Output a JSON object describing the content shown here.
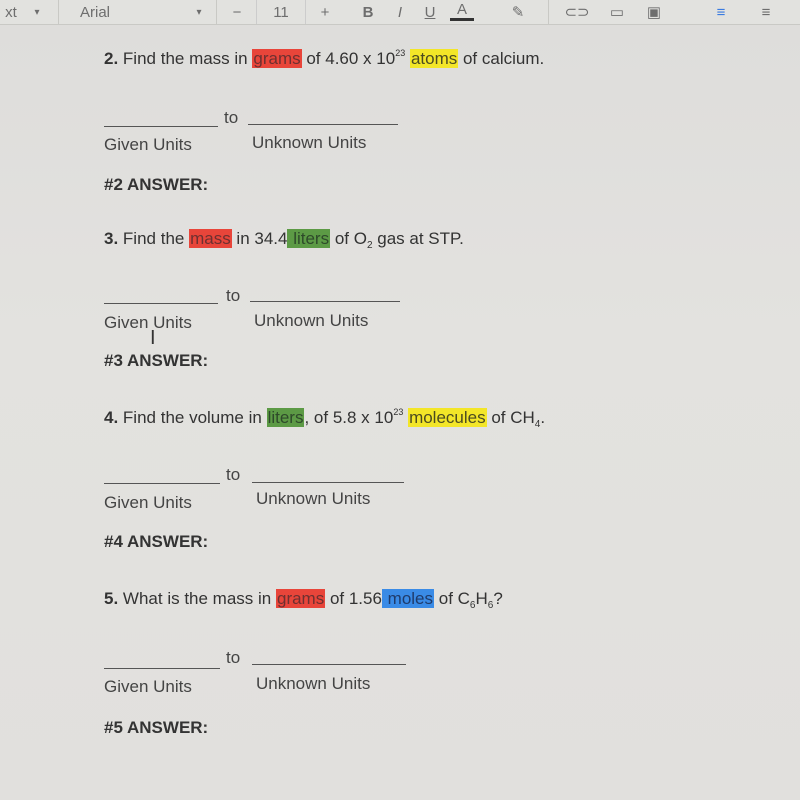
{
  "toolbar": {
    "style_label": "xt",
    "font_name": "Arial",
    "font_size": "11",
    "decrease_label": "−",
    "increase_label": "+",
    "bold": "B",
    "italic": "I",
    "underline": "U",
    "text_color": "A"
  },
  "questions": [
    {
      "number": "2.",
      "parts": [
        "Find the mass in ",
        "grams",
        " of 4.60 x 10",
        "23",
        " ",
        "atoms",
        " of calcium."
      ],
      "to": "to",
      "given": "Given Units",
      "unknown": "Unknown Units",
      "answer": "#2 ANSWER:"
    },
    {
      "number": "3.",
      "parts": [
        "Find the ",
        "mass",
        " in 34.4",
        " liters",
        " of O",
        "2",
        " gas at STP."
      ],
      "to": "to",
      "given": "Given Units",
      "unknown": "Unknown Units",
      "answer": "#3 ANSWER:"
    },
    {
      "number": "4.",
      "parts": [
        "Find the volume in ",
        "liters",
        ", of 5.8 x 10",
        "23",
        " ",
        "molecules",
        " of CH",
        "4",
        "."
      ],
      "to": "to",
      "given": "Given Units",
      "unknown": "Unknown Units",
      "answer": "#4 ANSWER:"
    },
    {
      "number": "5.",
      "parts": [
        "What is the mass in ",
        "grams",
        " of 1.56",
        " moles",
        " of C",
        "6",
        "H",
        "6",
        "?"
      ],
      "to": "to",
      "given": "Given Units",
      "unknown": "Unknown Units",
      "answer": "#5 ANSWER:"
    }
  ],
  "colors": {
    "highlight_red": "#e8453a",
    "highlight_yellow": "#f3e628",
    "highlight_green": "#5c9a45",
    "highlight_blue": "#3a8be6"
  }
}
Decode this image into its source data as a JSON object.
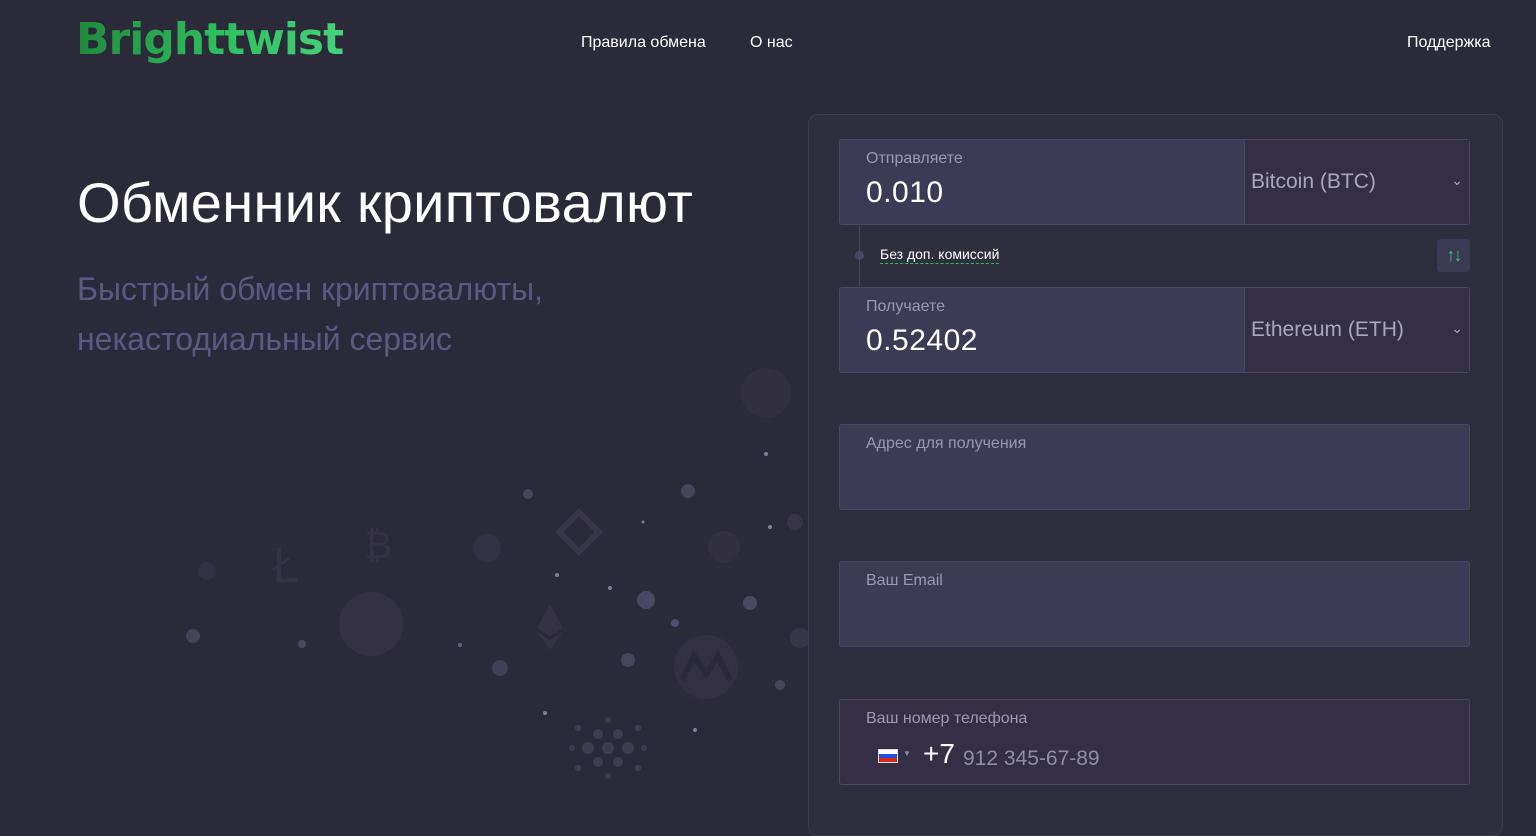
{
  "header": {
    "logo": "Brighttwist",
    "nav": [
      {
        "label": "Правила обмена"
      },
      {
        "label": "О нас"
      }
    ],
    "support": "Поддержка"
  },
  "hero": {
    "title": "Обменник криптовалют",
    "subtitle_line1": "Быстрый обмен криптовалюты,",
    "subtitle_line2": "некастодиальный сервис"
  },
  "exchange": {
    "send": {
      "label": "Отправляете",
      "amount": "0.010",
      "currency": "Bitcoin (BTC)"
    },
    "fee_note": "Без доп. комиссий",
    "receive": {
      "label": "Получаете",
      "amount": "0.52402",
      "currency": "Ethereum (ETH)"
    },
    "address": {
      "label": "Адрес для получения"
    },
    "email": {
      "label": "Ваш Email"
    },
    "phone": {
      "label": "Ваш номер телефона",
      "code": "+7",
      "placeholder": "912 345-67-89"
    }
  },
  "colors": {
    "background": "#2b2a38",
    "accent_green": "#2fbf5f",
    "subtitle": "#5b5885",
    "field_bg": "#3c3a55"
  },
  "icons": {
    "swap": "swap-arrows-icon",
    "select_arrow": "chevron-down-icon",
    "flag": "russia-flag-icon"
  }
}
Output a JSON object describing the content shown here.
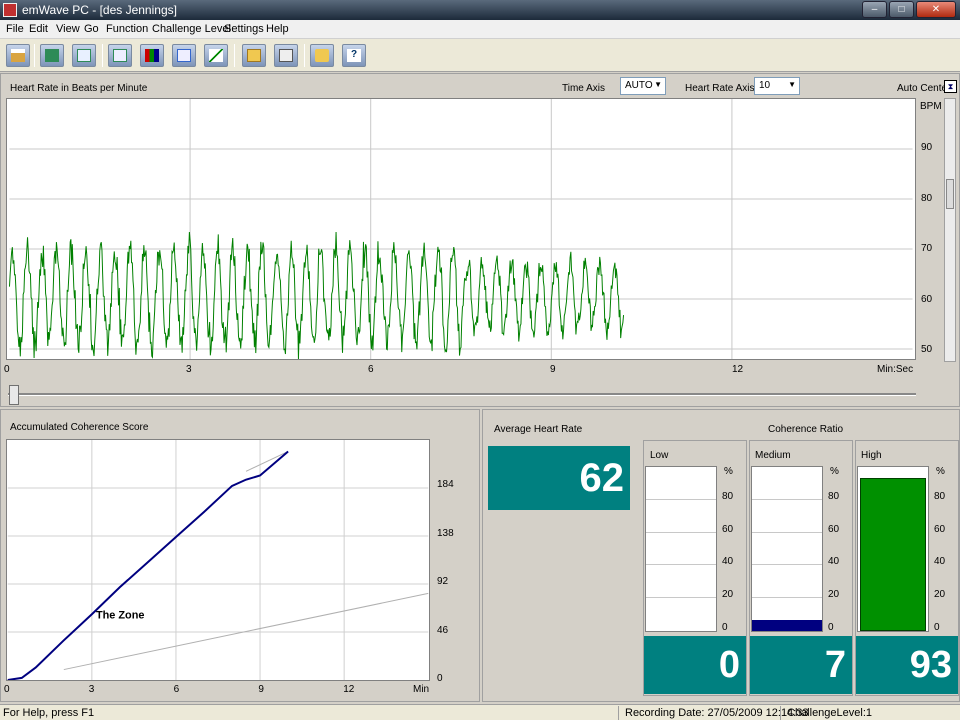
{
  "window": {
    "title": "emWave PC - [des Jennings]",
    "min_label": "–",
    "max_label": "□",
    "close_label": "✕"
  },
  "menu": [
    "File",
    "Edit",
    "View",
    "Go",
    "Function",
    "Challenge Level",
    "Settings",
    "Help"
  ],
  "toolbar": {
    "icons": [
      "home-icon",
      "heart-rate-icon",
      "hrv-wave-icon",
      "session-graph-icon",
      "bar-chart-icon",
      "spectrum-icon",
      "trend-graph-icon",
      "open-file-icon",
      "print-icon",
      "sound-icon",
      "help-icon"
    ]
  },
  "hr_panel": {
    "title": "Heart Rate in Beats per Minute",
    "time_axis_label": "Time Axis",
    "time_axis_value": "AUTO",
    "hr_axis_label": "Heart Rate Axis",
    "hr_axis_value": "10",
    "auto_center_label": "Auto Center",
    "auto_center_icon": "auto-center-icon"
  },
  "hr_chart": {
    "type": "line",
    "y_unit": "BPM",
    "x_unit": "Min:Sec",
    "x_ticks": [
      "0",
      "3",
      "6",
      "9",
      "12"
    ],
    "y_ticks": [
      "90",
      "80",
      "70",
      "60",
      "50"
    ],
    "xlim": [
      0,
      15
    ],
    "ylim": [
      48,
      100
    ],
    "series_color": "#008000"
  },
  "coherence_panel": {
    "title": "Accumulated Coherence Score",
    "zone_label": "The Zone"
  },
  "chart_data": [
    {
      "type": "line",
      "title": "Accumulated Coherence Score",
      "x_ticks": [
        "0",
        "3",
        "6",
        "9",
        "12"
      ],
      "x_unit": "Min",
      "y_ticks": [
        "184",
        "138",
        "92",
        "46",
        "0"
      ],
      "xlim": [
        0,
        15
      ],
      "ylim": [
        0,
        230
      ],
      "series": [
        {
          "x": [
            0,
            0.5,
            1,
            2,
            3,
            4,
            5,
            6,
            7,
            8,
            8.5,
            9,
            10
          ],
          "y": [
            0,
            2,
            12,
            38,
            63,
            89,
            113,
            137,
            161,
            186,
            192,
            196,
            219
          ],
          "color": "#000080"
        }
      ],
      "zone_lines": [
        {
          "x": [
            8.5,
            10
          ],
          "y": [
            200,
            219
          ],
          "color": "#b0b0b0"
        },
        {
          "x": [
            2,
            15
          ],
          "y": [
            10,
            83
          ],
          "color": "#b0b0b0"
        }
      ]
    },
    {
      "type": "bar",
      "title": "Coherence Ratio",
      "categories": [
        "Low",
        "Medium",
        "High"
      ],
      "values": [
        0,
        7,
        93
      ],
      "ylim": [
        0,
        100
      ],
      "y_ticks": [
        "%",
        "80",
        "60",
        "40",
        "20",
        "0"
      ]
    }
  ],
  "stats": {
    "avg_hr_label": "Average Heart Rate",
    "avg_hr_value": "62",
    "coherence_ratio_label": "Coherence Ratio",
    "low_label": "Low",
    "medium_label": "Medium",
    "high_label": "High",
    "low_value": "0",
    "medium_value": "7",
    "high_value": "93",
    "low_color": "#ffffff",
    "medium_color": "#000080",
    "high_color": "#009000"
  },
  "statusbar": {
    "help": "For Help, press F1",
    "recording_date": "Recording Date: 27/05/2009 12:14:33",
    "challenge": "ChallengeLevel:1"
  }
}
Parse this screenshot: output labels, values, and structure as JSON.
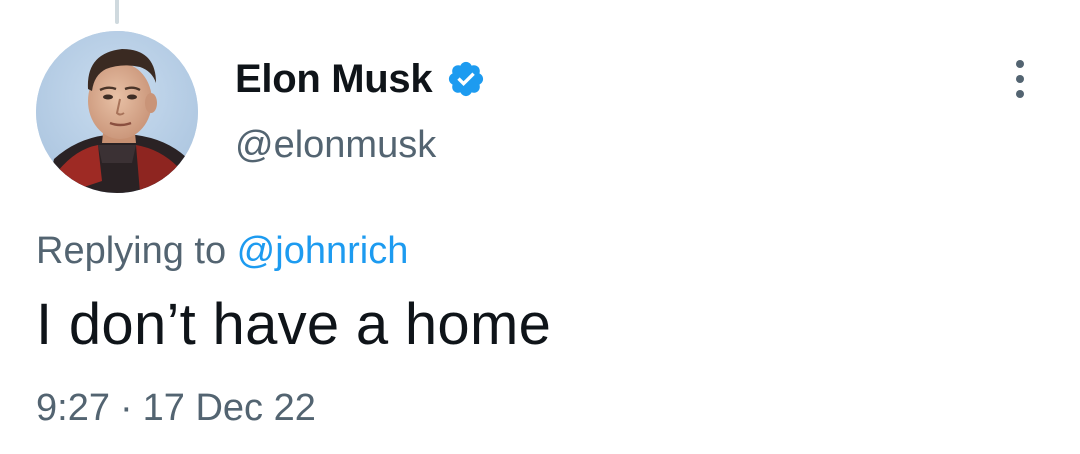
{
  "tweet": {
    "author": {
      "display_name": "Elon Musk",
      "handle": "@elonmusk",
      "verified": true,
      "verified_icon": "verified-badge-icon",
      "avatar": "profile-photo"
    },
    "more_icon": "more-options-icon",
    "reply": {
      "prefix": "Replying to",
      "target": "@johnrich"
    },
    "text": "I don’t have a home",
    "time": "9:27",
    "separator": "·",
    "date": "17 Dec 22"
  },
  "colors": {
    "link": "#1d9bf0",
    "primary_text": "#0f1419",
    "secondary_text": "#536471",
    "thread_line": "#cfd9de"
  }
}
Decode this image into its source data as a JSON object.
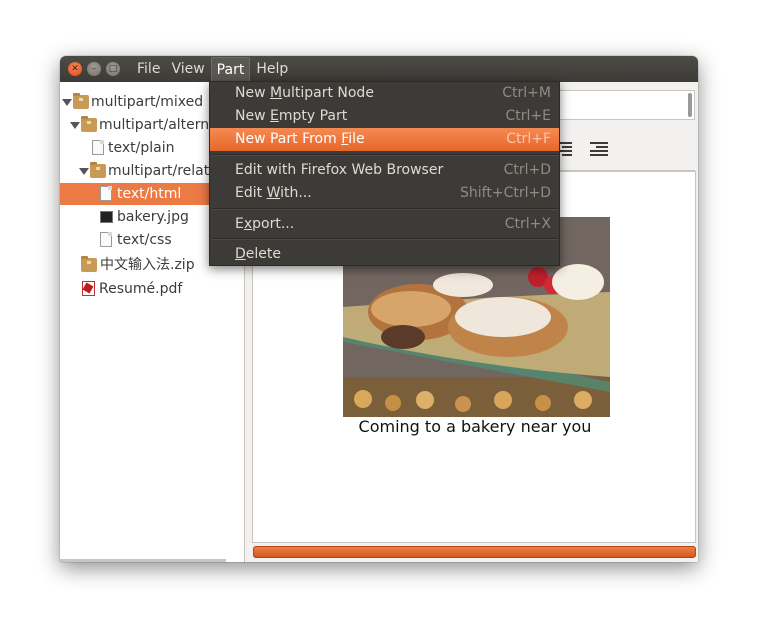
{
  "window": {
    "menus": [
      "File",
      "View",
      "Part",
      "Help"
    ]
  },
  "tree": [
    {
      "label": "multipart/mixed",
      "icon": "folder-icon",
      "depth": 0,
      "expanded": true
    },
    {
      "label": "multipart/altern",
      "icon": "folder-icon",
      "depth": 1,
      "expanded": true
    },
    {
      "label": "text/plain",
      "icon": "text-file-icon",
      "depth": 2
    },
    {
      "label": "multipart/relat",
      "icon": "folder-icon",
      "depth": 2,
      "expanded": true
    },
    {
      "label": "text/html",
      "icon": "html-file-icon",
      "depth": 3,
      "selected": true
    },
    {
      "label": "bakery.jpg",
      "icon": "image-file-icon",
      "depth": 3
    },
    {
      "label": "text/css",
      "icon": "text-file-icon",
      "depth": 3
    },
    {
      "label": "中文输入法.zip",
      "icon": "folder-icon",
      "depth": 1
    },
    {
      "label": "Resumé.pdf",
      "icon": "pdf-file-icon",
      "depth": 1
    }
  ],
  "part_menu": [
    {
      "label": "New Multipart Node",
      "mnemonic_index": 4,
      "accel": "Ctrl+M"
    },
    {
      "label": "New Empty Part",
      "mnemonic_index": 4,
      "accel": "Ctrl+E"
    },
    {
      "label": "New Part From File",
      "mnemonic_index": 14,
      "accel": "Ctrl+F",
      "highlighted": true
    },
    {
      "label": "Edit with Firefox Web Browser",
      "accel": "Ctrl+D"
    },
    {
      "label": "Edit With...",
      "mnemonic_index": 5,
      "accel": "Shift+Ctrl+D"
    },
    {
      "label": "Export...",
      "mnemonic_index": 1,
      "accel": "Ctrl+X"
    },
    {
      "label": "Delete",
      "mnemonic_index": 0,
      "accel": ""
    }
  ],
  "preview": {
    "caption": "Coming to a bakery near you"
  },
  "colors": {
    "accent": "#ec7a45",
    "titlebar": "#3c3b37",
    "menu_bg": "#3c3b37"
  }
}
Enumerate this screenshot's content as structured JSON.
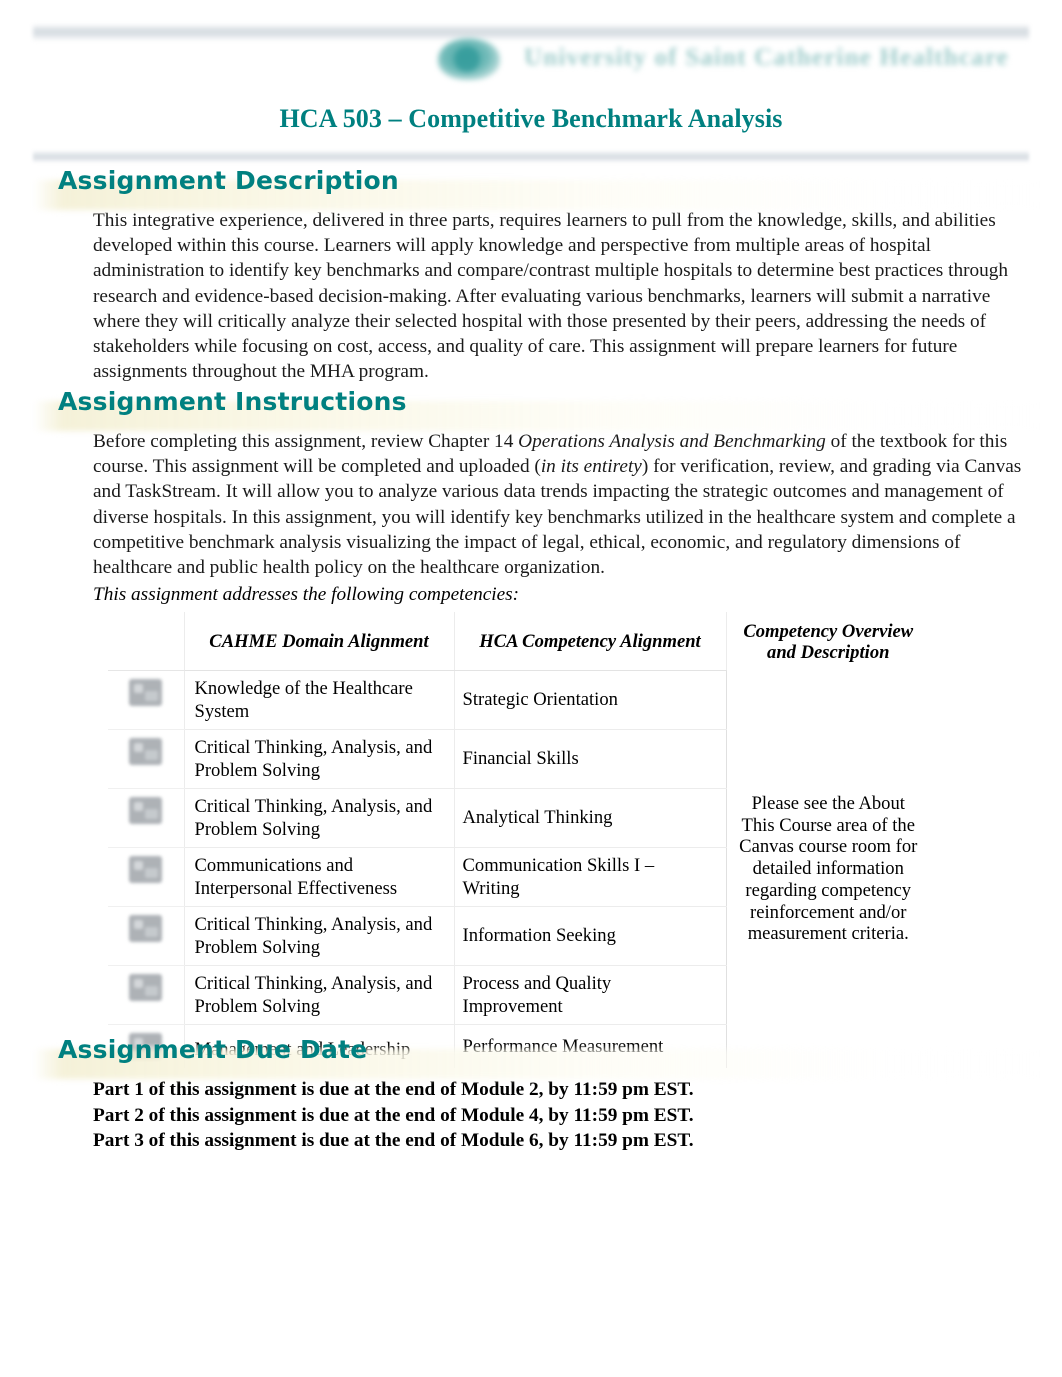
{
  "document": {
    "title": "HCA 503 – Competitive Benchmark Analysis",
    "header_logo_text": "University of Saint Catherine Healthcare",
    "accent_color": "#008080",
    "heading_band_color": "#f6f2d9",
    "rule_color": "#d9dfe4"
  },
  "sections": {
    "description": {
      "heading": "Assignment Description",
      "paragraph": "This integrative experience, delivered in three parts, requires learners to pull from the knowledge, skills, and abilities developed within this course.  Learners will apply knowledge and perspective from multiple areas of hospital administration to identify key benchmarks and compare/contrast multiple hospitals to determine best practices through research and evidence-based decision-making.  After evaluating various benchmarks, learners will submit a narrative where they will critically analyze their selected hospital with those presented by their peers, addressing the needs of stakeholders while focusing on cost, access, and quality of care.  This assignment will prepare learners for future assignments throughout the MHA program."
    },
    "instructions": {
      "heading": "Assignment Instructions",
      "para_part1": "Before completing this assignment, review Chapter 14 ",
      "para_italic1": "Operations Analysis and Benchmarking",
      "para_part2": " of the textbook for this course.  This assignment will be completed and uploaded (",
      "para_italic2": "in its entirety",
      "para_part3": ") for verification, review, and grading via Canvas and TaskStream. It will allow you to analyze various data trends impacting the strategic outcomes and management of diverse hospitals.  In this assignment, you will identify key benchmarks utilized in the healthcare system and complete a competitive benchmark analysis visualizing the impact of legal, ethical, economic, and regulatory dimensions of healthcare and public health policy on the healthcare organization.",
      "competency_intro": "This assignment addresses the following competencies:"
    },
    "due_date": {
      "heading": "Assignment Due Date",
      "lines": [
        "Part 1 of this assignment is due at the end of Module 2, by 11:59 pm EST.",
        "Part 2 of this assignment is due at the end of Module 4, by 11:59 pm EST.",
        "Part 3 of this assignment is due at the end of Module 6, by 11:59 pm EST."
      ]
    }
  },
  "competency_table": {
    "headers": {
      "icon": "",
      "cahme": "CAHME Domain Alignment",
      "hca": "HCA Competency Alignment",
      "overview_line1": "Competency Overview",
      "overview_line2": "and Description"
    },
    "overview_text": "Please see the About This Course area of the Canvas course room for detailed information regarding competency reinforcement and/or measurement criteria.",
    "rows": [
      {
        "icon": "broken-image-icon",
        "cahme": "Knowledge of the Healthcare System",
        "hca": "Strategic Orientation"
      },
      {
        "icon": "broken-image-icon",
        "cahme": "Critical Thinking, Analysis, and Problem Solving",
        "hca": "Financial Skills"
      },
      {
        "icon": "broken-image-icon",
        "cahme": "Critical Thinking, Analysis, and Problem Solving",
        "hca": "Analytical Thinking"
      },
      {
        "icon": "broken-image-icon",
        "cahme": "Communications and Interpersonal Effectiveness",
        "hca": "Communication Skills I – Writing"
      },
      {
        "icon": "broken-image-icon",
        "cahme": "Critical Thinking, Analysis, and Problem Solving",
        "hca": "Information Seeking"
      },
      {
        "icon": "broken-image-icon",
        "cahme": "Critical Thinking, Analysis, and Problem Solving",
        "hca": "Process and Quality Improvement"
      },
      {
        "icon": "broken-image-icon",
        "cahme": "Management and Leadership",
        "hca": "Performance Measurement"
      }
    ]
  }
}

- _Given problem_: Identify the lines that hold the word "values". Copy every one of them.

- _Right answer_:
      "values": [
Parse this screenshot: output labels, values, and structure as JSON.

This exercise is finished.